=== Problem statement ===
Compute the number of lines that include the string "JSON", then output that number and nothing else.

------ Raw records

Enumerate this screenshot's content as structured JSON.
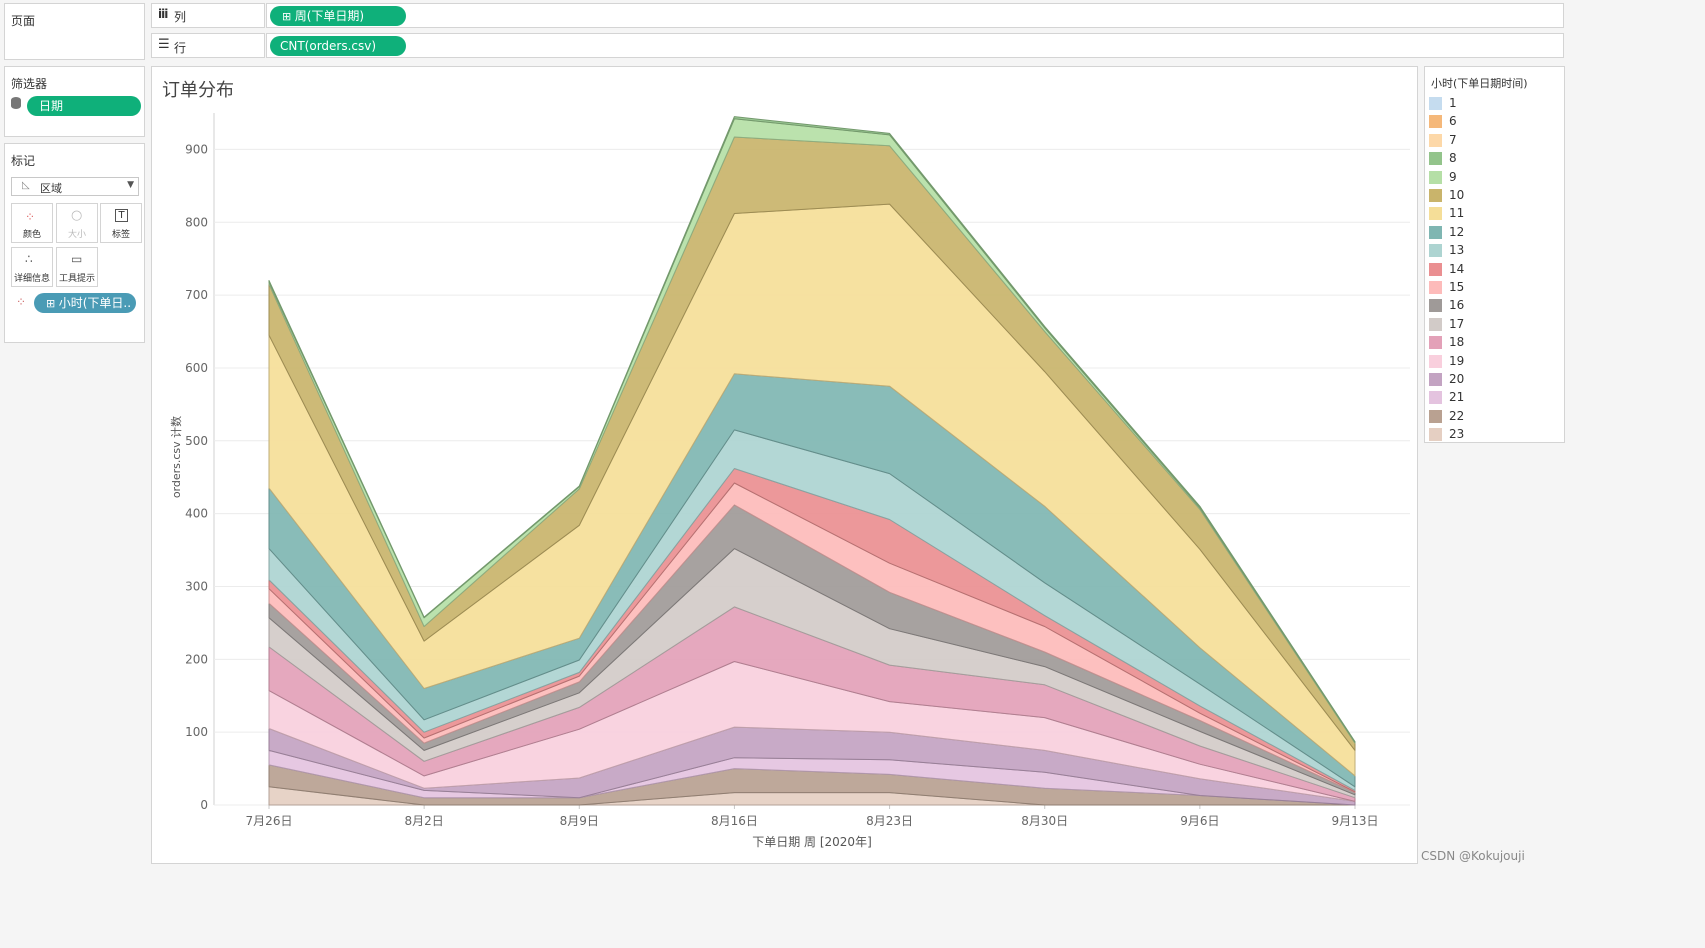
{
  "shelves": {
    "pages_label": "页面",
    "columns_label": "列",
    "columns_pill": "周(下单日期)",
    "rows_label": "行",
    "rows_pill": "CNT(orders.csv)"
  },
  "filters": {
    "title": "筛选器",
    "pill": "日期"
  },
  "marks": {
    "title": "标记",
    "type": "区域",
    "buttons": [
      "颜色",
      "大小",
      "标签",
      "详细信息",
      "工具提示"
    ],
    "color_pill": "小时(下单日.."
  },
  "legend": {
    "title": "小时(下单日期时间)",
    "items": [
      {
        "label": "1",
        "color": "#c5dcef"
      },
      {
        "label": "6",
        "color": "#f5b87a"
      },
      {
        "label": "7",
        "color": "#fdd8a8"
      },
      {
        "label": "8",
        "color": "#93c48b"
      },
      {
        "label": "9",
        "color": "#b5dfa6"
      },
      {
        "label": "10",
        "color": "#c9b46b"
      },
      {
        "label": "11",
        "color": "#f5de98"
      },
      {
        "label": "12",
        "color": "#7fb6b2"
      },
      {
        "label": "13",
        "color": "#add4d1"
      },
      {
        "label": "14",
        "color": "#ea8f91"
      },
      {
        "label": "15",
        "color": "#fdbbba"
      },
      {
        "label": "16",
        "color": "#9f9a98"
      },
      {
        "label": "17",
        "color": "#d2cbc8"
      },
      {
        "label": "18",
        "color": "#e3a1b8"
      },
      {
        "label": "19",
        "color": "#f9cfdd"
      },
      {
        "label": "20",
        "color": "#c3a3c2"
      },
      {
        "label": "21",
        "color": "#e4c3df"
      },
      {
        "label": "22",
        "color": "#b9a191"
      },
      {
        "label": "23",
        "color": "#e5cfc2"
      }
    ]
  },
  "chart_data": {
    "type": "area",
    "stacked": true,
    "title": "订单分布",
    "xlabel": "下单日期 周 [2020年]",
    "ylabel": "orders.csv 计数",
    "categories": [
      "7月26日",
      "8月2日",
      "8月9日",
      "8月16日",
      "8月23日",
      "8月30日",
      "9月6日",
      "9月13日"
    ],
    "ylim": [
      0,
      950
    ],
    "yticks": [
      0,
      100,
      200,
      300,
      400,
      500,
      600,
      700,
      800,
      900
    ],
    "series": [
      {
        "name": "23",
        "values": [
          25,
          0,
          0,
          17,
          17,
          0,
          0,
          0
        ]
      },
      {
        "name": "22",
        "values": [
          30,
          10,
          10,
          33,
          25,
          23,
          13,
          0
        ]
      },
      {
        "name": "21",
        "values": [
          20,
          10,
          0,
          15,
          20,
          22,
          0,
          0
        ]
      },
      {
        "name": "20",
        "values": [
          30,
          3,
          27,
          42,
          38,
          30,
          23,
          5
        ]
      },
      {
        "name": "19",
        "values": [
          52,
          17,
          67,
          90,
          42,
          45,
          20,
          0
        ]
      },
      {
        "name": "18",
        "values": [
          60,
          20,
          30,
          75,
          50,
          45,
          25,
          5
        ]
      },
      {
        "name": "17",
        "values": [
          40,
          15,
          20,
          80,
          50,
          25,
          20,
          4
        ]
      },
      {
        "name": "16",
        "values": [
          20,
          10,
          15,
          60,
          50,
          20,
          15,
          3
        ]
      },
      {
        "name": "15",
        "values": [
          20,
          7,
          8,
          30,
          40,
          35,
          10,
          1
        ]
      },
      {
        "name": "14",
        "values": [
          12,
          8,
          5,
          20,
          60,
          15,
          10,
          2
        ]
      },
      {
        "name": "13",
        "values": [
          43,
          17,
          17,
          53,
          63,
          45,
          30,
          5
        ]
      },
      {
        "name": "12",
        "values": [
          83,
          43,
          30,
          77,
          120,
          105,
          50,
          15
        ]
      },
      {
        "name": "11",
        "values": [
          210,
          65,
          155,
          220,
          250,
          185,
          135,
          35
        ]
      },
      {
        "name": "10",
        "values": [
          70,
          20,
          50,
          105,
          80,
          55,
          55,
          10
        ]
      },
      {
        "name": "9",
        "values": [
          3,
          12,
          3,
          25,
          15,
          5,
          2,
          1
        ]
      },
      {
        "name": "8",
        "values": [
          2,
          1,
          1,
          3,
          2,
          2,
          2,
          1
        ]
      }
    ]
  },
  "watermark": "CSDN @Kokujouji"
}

------------
------ Raw records

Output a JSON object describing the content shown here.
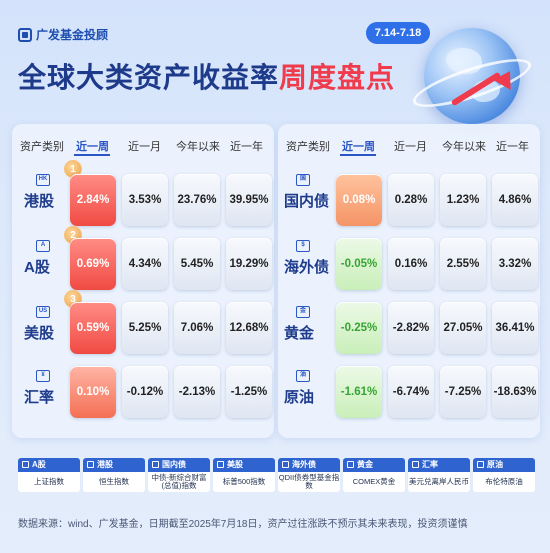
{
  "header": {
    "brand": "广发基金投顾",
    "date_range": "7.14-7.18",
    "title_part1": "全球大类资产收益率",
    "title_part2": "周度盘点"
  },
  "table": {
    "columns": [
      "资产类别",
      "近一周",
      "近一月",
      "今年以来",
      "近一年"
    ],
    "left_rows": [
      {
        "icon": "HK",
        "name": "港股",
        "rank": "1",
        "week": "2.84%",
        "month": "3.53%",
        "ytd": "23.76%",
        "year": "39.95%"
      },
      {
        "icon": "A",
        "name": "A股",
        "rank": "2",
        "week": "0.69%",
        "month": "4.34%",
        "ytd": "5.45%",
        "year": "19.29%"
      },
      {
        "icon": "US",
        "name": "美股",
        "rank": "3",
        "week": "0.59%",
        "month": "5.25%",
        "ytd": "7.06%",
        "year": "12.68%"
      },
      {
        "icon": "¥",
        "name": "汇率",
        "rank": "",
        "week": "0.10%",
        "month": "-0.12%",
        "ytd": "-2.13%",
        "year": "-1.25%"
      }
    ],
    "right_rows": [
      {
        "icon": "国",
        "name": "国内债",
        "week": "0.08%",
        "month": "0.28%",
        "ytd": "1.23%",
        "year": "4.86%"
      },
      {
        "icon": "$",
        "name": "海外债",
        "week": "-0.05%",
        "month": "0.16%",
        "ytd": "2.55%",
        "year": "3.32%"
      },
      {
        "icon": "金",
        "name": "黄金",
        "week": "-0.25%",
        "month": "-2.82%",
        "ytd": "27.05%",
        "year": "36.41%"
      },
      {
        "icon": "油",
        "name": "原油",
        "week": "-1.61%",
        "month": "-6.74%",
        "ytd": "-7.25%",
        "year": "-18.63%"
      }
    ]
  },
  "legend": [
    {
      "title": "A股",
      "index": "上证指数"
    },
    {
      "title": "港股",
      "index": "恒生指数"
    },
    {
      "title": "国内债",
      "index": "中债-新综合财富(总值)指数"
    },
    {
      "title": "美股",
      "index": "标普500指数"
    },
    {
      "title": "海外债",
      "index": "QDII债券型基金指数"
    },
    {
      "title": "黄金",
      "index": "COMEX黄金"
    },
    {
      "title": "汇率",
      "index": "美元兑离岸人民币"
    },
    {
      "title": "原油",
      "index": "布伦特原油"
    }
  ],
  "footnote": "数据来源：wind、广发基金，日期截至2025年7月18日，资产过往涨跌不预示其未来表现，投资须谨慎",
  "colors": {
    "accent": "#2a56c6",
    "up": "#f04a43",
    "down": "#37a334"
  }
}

------------

=== Complete answer ===
2